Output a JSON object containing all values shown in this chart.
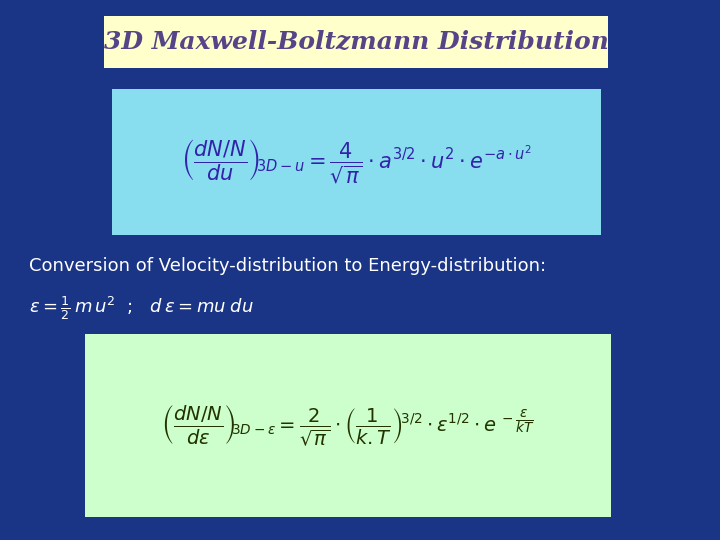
{
  "background_color": "#1a3585",
  "title_text": "3D Maxwell-Boltzmann Distribution",
  "title_bg": "#ffffcc",
  "title_color": "#554488",
  "title_fontsize": 18,
  "eq1_bg": "#88ddee",
  "eq1_color": "#3322aa",
  "conversion_color": "#ffffff",
  "conversion_fontsize": 13,
  "relation_color": "#ffffff",
  "relation_fontsize": 13,
  "eq2_bg": "#ccffcc",
  "eq2_color": "#223300",
  "fig_width": 7.2,
  "fig_height": 5.4,
  "dpi": 100
}
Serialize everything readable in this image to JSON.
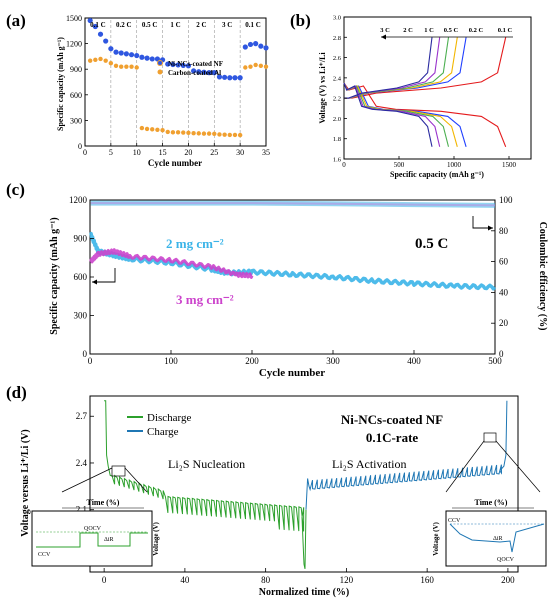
{
  "panels": {
    "a": {
      "label": "(a)",
      "xlabel": "Cycle number",
      "ylabel": "Specific capacity (mAh g⁻¹)",
      "rate_labels": [
        "0.1 C",
        "0.2 C",
        "0.5 C",
        "1 C",
        "2 C",
        "3 C",
        "0.1 C"
      ],
      "legend": [
        "Ni-NCs-coated NF",
        "Carbon-coated Al"
      ],
      "xticks": [
        "0",
        "5",
        "10",
        "15",
        "20",
        "25",
        "30",
        "35"
      ],
      "yticks": [
        "0",
        "300",
        "600",
        "900",
        "1200",
        "1500"
      ]
    },
    "b": {
      "label": "(b)",
      "xlabel": "Specific capacity (mAh g⁻¹)",
      "ylabel": "Voltage (V) vs Li⁺/Li",
      "rate_labels": [
        "3 C",
        "2 C",
        "1 C",
        "0.5 C",
        "0.2 C",
        "0.1 C"
      ],
      "xticks": [
        "0",
        "500",
        "1000",
        "1500"
      ],
      "yticks": [
        "1.6",
        "1.8",
        "2.0",
        "2.2",
        "2.4",
        "2.6",
        "2.8",
        "3.0"
      ]
    },
    "c": {
      "label": "(c)",
      "xlabel": "Cycle number",
      "ylabel_left": "Specific capacity (mAh g⁻¹)",
      "ylabel_right": "Coulombic efficiency (%)",
      "series_label_1": "2 mg cm⁻²",
      "series_label_2": "3 mg cm⁻²",
      "rate": "0.5 C",
      "xticks": [
        "0",
        "100",
        "200",
        "300",
        "400",
        "500"
      ],
      "yticks_left": [
        "0",
        "300",
        "600",
        "900",
        "1200"
      ],
      "yticks_right": [
        "0",
        "20",
        "40",
        "60",
        "80",
        "100"
      ]
    },
    "d": {
      "label": "(d)",
      "xlabel": "Normalized time (%)",
      "ylabel": "Voltage versus Li⁺/Li (V)",
      "legend": [
        "Discharge",
        "Charge"
      ],
      "title_line1": "Ni-NCs-coated NF",
      "title_line2": "0.1C-rate",
      "annot_nucleation": "Li₂S Nucleation",
      "annot_activation": "Li₂S Activation",
      "inset_left": {
        "xlabel": "Time (%)",
        "ylabel": "Voltage (V)",
        "qocv": "QOCV",
        "ccv": "CCV",
        "dir": "ΔiR"
      },
      "inset_right": {
        "xlabel": "Time (%)",
        "ylabel": "Voltage (V)",
        "qocv": "QOCV",
        "ccv": "CCV",
        "dir": "ΔiR"
      },
      "xticks": [
        "0",
        "40",
        "80",
        "120",
        "160",
        "200"
      ],
      "yticks": [
        "1.8",
        "2.1",
        "2.4",
        "2.7"
      ]
    }
  },
  "colors": {
    "ni_ncs": "#2f57e0",
    "carbon": "#f0a030",
    "c_2mg": "#3bb4e8",
    "c_3mg": "#cc44cc",
    "discharge": "#2ca02c",
    "charge": "#1f77b4",
    "b_curves": [
      "#e41a1c",
      "#1f3fff",
      "#f2b600",
      "#4caf50",
      "#9933cc",
      "#2a2aa0"
    ]
  },
  "chart_data": [
    {
      "type": "scatter",
      "panel": "a",
      "xlim": [
        0,
        35
      ],
      "ylim": [
        0,
        1500
      ],
      "series": [
        {
          "name": "Ni-NCs-coated NF",
          "x": [
            1,
            2,
            3,
            4,
            5,
            6,
            7,
            8,
            9,
            10,
            11,
            12,
            13,
            14,
            15,
            16,
            17,
            18,
            19,
            20,
            21,
            22,
            23,
            24,
            25,
            26,
            27,
            28,
            29,
            30,
            31,
            32,
            33,
            34,
            35
          ],
          "y": [
            1470,
            1400,
            1310,
            1230,
            1140,
            1100,
            1090,
            1080,
            1070,
            1060,
            1040,
            1030,
            1020,
            1020,
            1010,
            960,
            955,
            950,
            945,
            940,
            880,
            870,
            865,
            860,
            860,
            810,
            805,
            800,
            800,
            800,
            1160,
            1190,
            1200,
            1170,
            1150
          ]
        },
        {
          "name": "Carbon-coated Al",
          "x": [
            1,
            2,
            3,
            4,
            5,
            6,
            7,
            8,
            9,
            10,
            11,
            12,
            13,
            14,
            15,
            16,
            17,
            18,
            19,
            20,
            21,
            22,
            23,
            24,
            25,
            26,
            27,
            28,
            29,
            30,
            31,
            32,
            33,
            34,
            35
          ],
          "y": [
            1000,
            1010,
            1020,
            1000,
            970,
            940,
            930,
            930,
            930,
            920,
            210,
            200,
            195,
            190,
            185,
            165,
            160,
            160,
            158,
            155,
            150,
            148,
            145,
            145,
            143,
            135,
            133,
            130,
            130,
            128,
            920,
            930,
            950,
            940,
            930
          ]
        }
      ]
    },
    {
      "type": "line",
      "panel": "b",
      "xlim": [
        0,
        1700
      ],
      "ylim": [
        1.6,
        3.0
      ],
      "series": [
        {
          "name": "0.1 C",
          "capacity": 1470
        },
        {
          "name": "0.2 C",
          "capacity": 1110
        },
        {
          "name": "0.5 C",
          "capacity": 1030
        },
        {
          "name": "1 C",
          "capacity": 950
        },
        {
          "name": "2 C",
          "capacity": 870
        },
        {
          "name": "3 C",
          "capacity": 800
        }
      ]
    },
    {
      "type": "line",
      "panel": "c",
      "xlim": [
        0,
        500
      ],
      "ylim": [
        0,
        1200
      ],
      "series": [
        {
          "name": "2 mg cm⁻²",
          "x": [
            1,
            10,
            30,
            50,
            100,
            150,
            170,
            200,
            250,
            300,
            350,
            400,
            450,
            500
          ],
          "y": [
            930,
            800,
            770,
            740,
            710,
            660,
            630,
            640,
            620,
            600,
            570,
            550,
            530,
            520
          ]
        },
        {
          "name": "3 mg cm⁻²",
          "x": [
            1,
            10,
            30,
            50,
            100,
            150,
            180,
            200
          ],
          "y": [
            720,
            780,
            800,
            760,
            730,
            680,
            620,
            610
          ]
        }
      ],
      "coulombic_efficiency": {
        "x": [
          1,
          100,
          200,
          300,
          400,
          500
        ],
        "y": [
          98,
          98,
          98,
          97.5,
          97,
          96.5
        ]
      }
    },
    {
      "type": "line",
      "panel": "d",
      "xlim": [
        0,
        205
      ],
      "ylim": [
        1.7,
        2.8
      ],
      "series": [
        {
          "name": "Discharge",
          "x": [
            0,
            2,
            5,
            10,
            20,
            30,
            40,
            60,
            80,
            98,
            100
          ],
          "y": [
            2.8,
            2.4,
            2.32,
            2.3,
            2.25,
            2.18,
            2.14,
            2.12,
            2.1,
            2.05,
            1.72
          ]
        },
        {
          "name": "Charge",
          "x": [
            100,
            102,
            110,
            120,
            140,
            160,
            180,
            196,
            198,
            200
          ],
          "y": [
            2.1,
            2.28,
            2.24,
            2.26,
            2.28,
            2.3,
            2.32,
            2.35,
            2.4,
            2.8
          ]
        }
      ]
    }
  ]
}
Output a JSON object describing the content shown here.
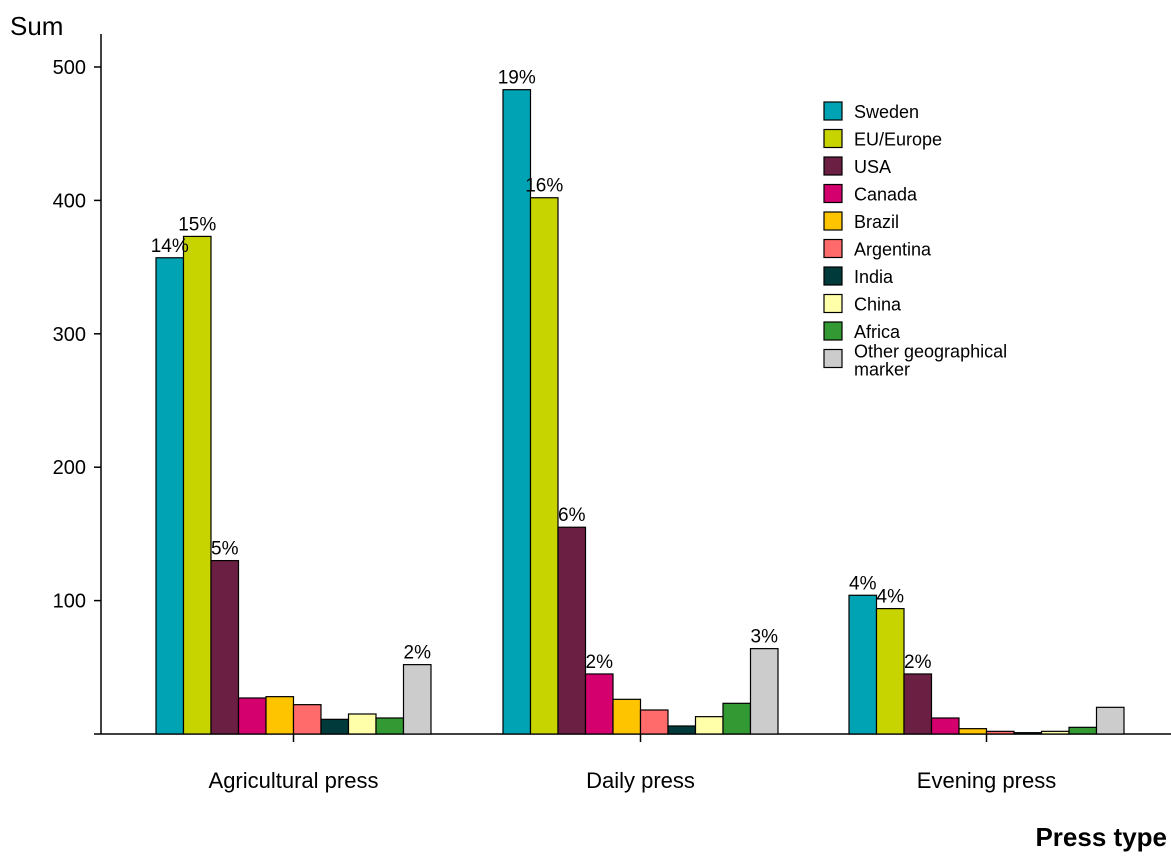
{
  "chart_data": {
    "type": "bar",
    "ylabel": "Sum",
    "xlabel": "Press type",
    "ylim": [
      0,
      500
    ],
    "yticks": [
      100,
      200,
      300,
      400,
      500
    ],
    "grid": false,
    "legend_position": "top-right",
    "categories": [
      "Agricultural press",
      "Daily press",
      "Evening press"
    ],
    "series": [
      {
        "name": "Sweden",
        "color": "#00a3b4",
        "values": [
          357,
          483,
          104
        ],
        "labels": [
          "14%",
          "19%",
          "4%"
        ]
      },
      {
        "name": "EU/Europe",
        "color": "#c8d400",
        "values": [
          373,
          402,
          94
        ],
        "labels": [
          "15%",
          "16%",
          "4%"
        ]
      },
      {
        "name": "USA",
        "color": "#6b1f42",
        "values": [
          130,
          155,
          45
        ],
        "labels": [
          "5%",
          "6%",
          "2%"
        ]
      },
      {
        "name": "Canada",
        "color": "#d4006e",
        "values": [
          27,
          45,
          12
        ],
        "labels": [
          "",
          "2%",
          ""
        ]
      },
      {
        "name": "Brazil",
        "color": "#ffc400",
        "values": [
          28,
          26,
          4
        ],
        "labels": [
          "",
          "",
          ""
        ]
      },
      {
        "name": "Argentina",
        "color": "#ff6b6b",
        "values": [
          22,
          18,
          2
        ],
        "labels": [
          "",
          "",
          ""
        ]
      },
      {
        "name": "India",
        "color": "#003a3a",
        "values": [
          11,
          6,
          1
        ],
        "labels": [
          "",
          "",
          ""
        ]
      },
      {
        "name": "China",
        "color": "#ffffaa",
        "values": [
          15,
          13,
          2
        ],
        "labels": [
          "",
          "",
          ""
        ]
      },
      {
        "name": "Africa",
        "color": "#339933",
        "values": [
          12,
          23,
          5
        ],
        "labels": [
          "",
          "",
          ""
        ]
      },
      {
        "name": "Other geographical marker",
        "color": "#cccccc",
        "values": [
          52,
          64,
          20
        ],
        "labels": [
          "2%",
          "3%",
          ""
        ]
      }
    ]
  }
}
::::::::
Written task - Of the lines above, how many hold the word "shown"? Say the number alone.

The output - 2